**What to do:**
In your copy, leave out the pictures and repeat the entries below exactly.

···

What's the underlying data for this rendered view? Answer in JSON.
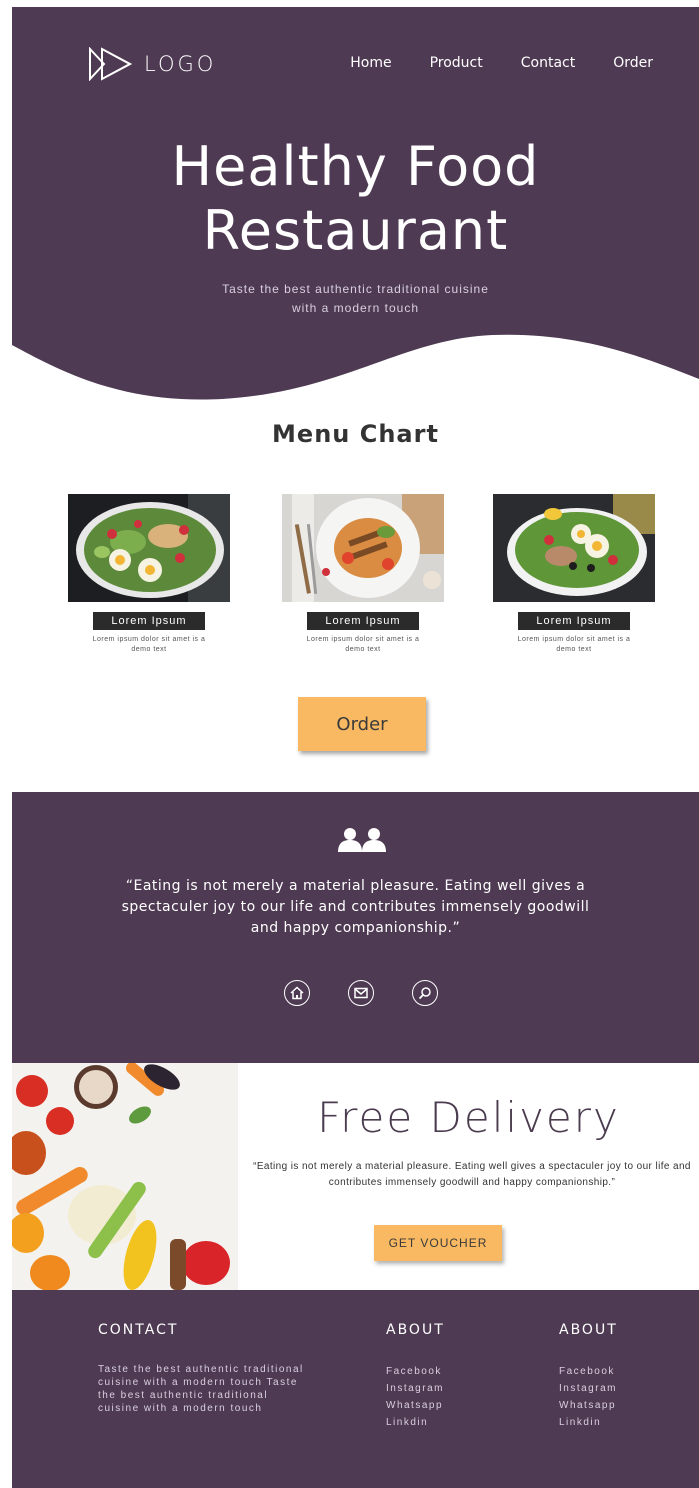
{
  "header": {
    "logo_text": "LOGO",
    "nav": [
      "Home",
      "Product",
      "Contact",
      "Order"
    ]
  },
  "hero": {
    "title_line1": "Healthy Food",
    "title_line2": "Restaurant",
    "subtitle_line1": "Taste the best authentic traditional cuisine",
    "subtitle_line2": "with a modern touch"
  },
  "menu": {
    "title": "Menu Chart",
    "cards": [
      {
        "label": "Lorem Ipsum",
        "desc": "Lorem ipsum dolor sit amet is a demo text"
      },
      {
        "label": "Lorem Ipsum",
        "desc": "Lorem ipsum dolor sit amet is a demo text"
      },
      {
        "label": "Lorem Ipsum",
        "desc": "Lorem ipsum dolor sit amet is a demo text"
      }
    ],
    "order_label": "Order"
  },
  "quote": {
    "text": "“Eating is not merely a material pleasure. Eating well gives a spectaculer joy to our life and contributes immensely goodwill and happy companionship.”",
    "icons": [
      "home-icon",
      "mail-icon",
      "search-icon"
    ]
  },
  "delivery": {
    "title": "Free Delivery",
    "text": "“Eating is not merely a material pleasure. Eating well gives a spectaculer joy to our life and contributes immensely goodwill and happy companionship.”",
    "button_label": "GET VOUCHER"
  },
  "footer": {
    "contact_title": "CONTACT",
    "contact_text": "Taste the best authentic traditional cuisine with a modern touch Taste the best authentic traditional cuisine with a modern touch",
    "about1_title": "ABOUT",
    "about1_links": [
      "Facebook",
      "Instagram",
      "Whatsapp",
      "Linkdin"
    ],
    "about2_title": "ABOUT",
    "about2_links": [
      "Facebook",
      "Instagram",
      "Whatsapp",
      "Linkdin"
    ]
  },
  "colors": {
    "primary": "#4f3a53",
    "accent": "#f8b962"
  }
}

···

**Answer to this problem:**
What's the underlying data for this rendered view? Answer in JSON.
{
  "header": {
    "logo_text": "LOGO",
    "nav": [
      "Home",
      "Product",
      "Contact",
      "Order"
    ]
  },
  "hero": {
    "title_line1": "Healthy Food",
    "title_line2": "Restaurant",
    "subtitle_line1": "Taste the best authentic traditional cuisine",
    "subtitle_line2": "with a modern touch"
  },
  "menu": {
    "title": "Menu Chart",
    "cards": [
      {
        "label": "Lorem Ipsum",
        "desc": "Lorem ipsum dolor sit amet is a demo text"
      },
      {
        "label": "Lorem Ipsum",
        "desc": "Lorem ipsum dolor sit amet is a demo text"
      },
      {
        "label": "Lorem Ipsum",
        "desc": "Lorem ipsum dolor sit amet is a demo text"
      }
    ],
    "order_label": "Order"
  },
  "quote": {
    "text": "“Eating is not merely a material pleasure. Eating well gives a spectaculer joy to our life and contributes immensely goodwill and happy companionship.”",
    "icons": [
      "home-icon",
      "mail-icon",
      "search-icon"
    ]
  },
  "delivery": {
    "title": "Free Delivery",
    "text": "“Eating is not merely a material pleasure. Eating well gives a spectaculer joy to our life and contributes immensely goodwill and happy companionship.”",
    "button_label": "GET VOUCHER"
  },
  "footer": {
    "contact_title": "CONTACT",
    "contact_text": "Taste the best authentic traditional cuisine with a modern touch Taste the best authentic traditional cuisine with a modern touch",
    "about1_title": "ABOUT",
    "about1_links": [
      "Facebook",
      "Instagram",
      "Whatsapp",
      "Linkdin"
    ],
    "about2_title": "ABOUT",
    "about2_links": [
      "Facebook",
      "Instagram",
      "Whatsapp",
      "Linkdin"
    ]
  },
  "colors": {
    "primary": "#4f3a53",
    "accent": "#f8b962"
  }
}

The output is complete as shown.